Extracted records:
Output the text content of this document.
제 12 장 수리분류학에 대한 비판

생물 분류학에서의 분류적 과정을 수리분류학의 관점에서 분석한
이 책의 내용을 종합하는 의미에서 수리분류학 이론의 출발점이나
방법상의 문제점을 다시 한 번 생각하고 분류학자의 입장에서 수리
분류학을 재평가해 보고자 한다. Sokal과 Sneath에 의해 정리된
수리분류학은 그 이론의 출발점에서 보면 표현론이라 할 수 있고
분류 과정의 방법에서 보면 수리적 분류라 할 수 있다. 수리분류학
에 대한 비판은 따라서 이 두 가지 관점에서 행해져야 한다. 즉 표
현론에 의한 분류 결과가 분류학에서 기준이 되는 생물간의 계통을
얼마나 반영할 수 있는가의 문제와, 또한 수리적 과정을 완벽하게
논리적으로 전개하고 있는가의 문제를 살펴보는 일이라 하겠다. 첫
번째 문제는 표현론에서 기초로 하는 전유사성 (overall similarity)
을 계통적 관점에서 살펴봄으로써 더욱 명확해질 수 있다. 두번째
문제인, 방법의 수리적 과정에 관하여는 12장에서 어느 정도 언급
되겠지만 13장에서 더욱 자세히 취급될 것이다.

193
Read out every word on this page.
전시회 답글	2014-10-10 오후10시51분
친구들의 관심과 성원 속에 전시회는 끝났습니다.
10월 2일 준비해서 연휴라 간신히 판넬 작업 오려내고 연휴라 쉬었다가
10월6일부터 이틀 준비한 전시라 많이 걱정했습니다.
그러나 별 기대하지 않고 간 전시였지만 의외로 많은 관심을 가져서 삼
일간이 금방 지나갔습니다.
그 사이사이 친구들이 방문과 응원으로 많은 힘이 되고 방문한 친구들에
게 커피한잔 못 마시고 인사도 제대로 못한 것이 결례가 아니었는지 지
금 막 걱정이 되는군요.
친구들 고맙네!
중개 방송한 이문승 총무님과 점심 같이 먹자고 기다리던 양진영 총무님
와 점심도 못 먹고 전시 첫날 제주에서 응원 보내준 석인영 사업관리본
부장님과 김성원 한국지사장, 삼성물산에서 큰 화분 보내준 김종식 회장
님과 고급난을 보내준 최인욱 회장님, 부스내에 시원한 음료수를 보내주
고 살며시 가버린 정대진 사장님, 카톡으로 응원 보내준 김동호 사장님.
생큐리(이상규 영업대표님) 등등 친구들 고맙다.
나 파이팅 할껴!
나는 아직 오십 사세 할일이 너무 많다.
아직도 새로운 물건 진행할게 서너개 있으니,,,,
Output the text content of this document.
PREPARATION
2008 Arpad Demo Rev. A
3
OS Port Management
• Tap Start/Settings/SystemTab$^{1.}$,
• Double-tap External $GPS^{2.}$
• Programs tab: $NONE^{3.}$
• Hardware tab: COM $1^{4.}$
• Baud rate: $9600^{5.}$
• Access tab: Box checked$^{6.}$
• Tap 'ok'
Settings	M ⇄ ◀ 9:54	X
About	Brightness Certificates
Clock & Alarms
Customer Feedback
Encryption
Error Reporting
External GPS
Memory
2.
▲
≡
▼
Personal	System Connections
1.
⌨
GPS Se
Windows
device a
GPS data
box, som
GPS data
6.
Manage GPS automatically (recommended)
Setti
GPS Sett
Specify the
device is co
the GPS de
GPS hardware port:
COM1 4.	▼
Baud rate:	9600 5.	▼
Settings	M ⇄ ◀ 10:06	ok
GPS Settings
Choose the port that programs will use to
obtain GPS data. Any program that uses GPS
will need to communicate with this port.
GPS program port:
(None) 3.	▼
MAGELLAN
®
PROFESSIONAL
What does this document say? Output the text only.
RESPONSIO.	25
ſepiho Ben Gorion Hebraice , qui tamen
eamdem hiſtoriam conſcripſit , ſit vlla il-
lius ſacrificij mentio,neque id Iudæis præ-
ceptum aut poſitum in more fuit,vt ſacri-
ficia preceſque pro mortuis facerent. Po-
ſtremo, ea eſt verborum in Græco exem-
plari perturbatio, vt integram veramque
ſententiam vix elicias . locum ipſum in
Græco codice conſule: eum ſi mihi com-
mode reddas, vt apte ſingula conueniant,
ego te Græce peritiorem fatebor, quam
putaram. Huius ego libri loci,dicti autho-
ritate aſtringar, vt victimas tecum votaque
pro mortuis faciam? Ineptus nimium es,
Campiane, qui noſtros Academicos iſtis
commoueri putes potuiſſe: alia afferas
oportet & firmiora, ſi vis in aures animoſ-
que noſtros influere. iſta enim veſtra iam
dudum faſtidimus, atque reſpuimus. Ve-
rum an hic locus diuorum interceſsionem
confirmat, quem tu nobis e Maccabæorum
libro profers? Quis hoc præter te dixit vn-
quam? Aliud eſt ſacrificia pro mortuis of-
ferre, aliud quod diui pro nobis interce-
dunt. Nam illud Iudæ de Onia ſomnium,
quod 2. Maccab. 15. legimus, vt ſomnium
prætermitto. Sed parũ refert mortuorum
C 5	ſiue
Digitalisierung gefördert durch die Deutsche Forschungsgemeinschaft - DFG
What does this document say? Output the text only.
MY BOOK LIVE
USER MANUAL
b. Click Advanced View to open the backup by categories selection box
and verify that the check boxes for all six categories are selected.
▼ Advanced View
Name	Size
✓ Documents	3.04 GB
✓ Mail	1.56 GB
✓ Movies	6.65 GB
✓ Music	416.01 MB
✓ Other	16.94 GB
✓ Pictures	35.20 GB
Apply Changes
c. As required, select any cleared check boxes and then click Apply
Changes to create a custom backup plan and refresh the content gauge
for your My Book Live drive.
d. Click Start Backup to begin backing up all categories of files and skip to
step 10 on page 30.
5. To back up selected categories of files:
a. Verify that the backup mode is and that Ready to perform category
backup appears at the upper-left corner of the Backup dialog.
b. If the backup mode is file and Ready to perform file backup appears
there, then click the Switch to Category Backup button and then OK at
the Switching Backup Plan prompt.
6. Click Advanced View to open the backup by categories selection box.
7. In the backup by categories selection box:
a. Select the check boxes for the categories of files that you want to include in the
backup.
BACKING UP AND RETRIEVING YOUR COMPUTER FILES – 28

Task goal:
Repeat the whole listing exactly, keeping every line intact.

Task response:
Output the text content of this document.
제 12 장 수리분류학에 대한 비판

생물 분류학에서의 분류적 과정을 수리분류학의 관점에서 분석한
이 책의 내용을 종합하는 의미에서 수리분류학 이론의 출발점이나
방법상의 문제점을 다시 한 번 생각하고 분류학자의 입장에서 수리
분류학을 재평가해 보고자 한다. Sokal과 Sneath에 의해 정리된
수리분류학은 그 이론의 출발점에서 보면 표현론이라 할 수 있고
분류 과정의 방법에서 보면 수리적 분류라 할 수 있다. 수리분류학
에 대한 비판은 따라서 이 두 가지 관점에서 행해져야 한다. 즉 표
현론에 의한 분류 결과가 분류학에서 기준이 되는 생물간의 계통을
얼마나 반영할 수 있는가의 문제와, 또한 수리적 과정을 완벽하게
논리적으로 전개하고 있는가의 문제를 살펴보는 일이라 하겠다. 첫
번째 문제는 표현론에서 기초로 하는 전유사성 (overall similarity)
을 계통적 관점에서 살펴봄으로써 더욱 명확해질 수 있다. 두번째
문제인, 방법의 수리적 과정에 관하여는 12장에서 어느 정도 언급
되겠지만 13장에서 더욱 자세히 취급될 것이다.

193
Read out every word on this page.
전시회 답글	2014-10-10 오후10시51분
친구들의 관심과 성원 속에 전시회는 끝났습니다.
10월 2일 준비해서 연휴라 간신히 판넬 작업 오려내고 연휴라 쉬었다가
10월6일부터 이틀 준비한 전시라 많이 걱정했습니다.
그러나 별 기대하지 않고 간 전시였지만 의외로 많은 관심을 가져서 삼
일간이 금방 지나갔습니다.
그 사이사이 친구들이 방문과 응원으로 많은 힘이 되고 방문한 친구들에
게 커피한잔 못 마시고 인사도 제대로 못한 것이 결례가 아니었는지 지
금 막 걱정이 되는군요.
친구들 고맙네!
중개 방송한 이문승 총무님과 점심 같이 먹자고 기다리던 양진영 총무님
와 점심도 못 먹고 전시 첫날 제주에서 응원 보내준 석인영 사업관리본
부장님과 김성원 한국지사장, 삼성물산에서 큰 화분 보내준 김종식 회장
님과 고급난을 보내준 최인욱 회장님, 부스내에 시원한 음료수를 보내주
고 살며시 가버린 정대진 사장님, 카톡으로 응원 보내준 김동호 사장님.
생큐리(이상규 영업대표님) 등등 친구들 고맙다.
나 파이팅 할껴!
나는 아직 오십 사세 할일이 너무 많다.
아직도 새로운 물건 진행할게 서너개 있으니,,,,
Output the text content of this document.
PREPARATION
2008 Arpad Demo Rev. A
3
OS Port Management
• Tap Start/Settings/SystemTab$^{1.}$,
• Double-tap External $GPS^{2.}$
• Programs tab: $NONE^{3.}$
• Hardware tab: COM $1^{4.}$
• Baud rate: $9600^{5.}$
• Access tab: Box checked$^{6.}$
• Tap 'ok'
Settings	M ⇄ ◀ 9:54	X
About	Brightness Certificates
Clock & Alarms
Customer Feedback
Encryption
Error Reporting
External GPS
Memory
2.
▲
≡
▼
Personal	System Connections
1.
⌨
GPS Se
Windows
device a
GPS data
box, som
GPS data
6.
Manage GPS automatically (recommended)
Setti
GPS Sett
Specify the
device is co
the GPS de
GPS hardware port:
COM1 4.	▼
Baud rate:	9600 5.	▼
Settings	M ⇄ ◀ 10:06	ok
GPS Settings
Choose the port that programs will use to
obtain GPS data. Any program that uses GPS
will need to communicate with this port.
GPS program port:
(None) 3.	▼
MAGELLAN
®
PROFESSIONAL
What does this document say? Output the text only.
RESPONSIO.	25
ſepiho Ben Gorion Hebraice , qui tamen
eamdem hiſtoriam conſcripſit , ſit vlla il-
lius ſacrificij mentio,neque id Iudæis præ-
ceptum aut poſitum in more fuit,vt ſacri-
ficia preceſque pro mortuis facerent. Po-
ſtremo, ea eſt verborum in Græco exem-
plari perturbatio, vt integram veramque
ſententiam vix elicias . locum ipſum in
Græco codice conſule: eum ſi mihi com-
mode reddas, vt apte ſingula conueniant,
ego te Græce peritiorem fatebor, quam
putaram. Huius ego libri loci,dicti autho-
ritate aſtringar, vt victimas tecum votaque
pro mortuis faciam? Ineptus nimium es,
Campiane, qui noſtros Academicos iſtis
commoueri putes potuiſſe: alia afferas
oportet & firmiora, ſi vis in aures animoſ-
que noſtros influere. iſta enim veſtra iam
dudum faſtidimus, atque reſpuimus. Ve-
rum an hic locus diuorum interceſsionem
confirmat, quem tu nobis e Maccabæorum
libro profers? Quis hoc præter te dixit vn-
quam? Aliud eſt ſacrificia pro mortuis of-
ferre, aliud quod diui pro nobis interce-
dunt. Nam illud Iudæ de Onia ſomnium,
quod 2. Maccab. 15. legimus, vt ſomnium
prætermitto. Sed parũ refert mortuorum
C 5	ſiue
Digitalisierung gefördert durch die Deutsche Forschungsgemeinschaft - DFG
What does this document say? Output the text only.
MY BOOK LIVE
USER MANUAL
b. Click Advanced View to open the backup by categories selection box
and verify that the check boxes for all six categories are selected.
▼ Advanced View
Name	Size
✓ Documents	3.04 GB
✓ Mail	1.56 GB
✓ Movies	6.65 GB
✓ Music	416.01 MB
✓ Other	16.94 GB
✓ Pictures	35.20 GB
Apply Changes
c. As required, select any cleared check boxes and then click Apply
Changes to create a custom backup plan and refresh the content gauge
for your My Book Live drive.
d. Click Start Backup to begin backing up all categories of files and skip to
step 10 on page 30.
5. To back up selected categories of files:
a. Verify that the backup mode is and that Ready to perform category
backup appears at the upper-left corner of the Backup dialog.
b. If the backup mode is file and Ready to perform file backup appears
there, then click the Switch to Category Backup button and then OK at
the Switching Backup Plan prompt.
6. Click Advanced View to open the backup by categories selection box.
7. In the backup by categories selection box:
a. Select the check boxes for the categories of files that you want to include in the
backup.
BACKING UP AND RETRIEVING YOUR COMPUTER FILES – 28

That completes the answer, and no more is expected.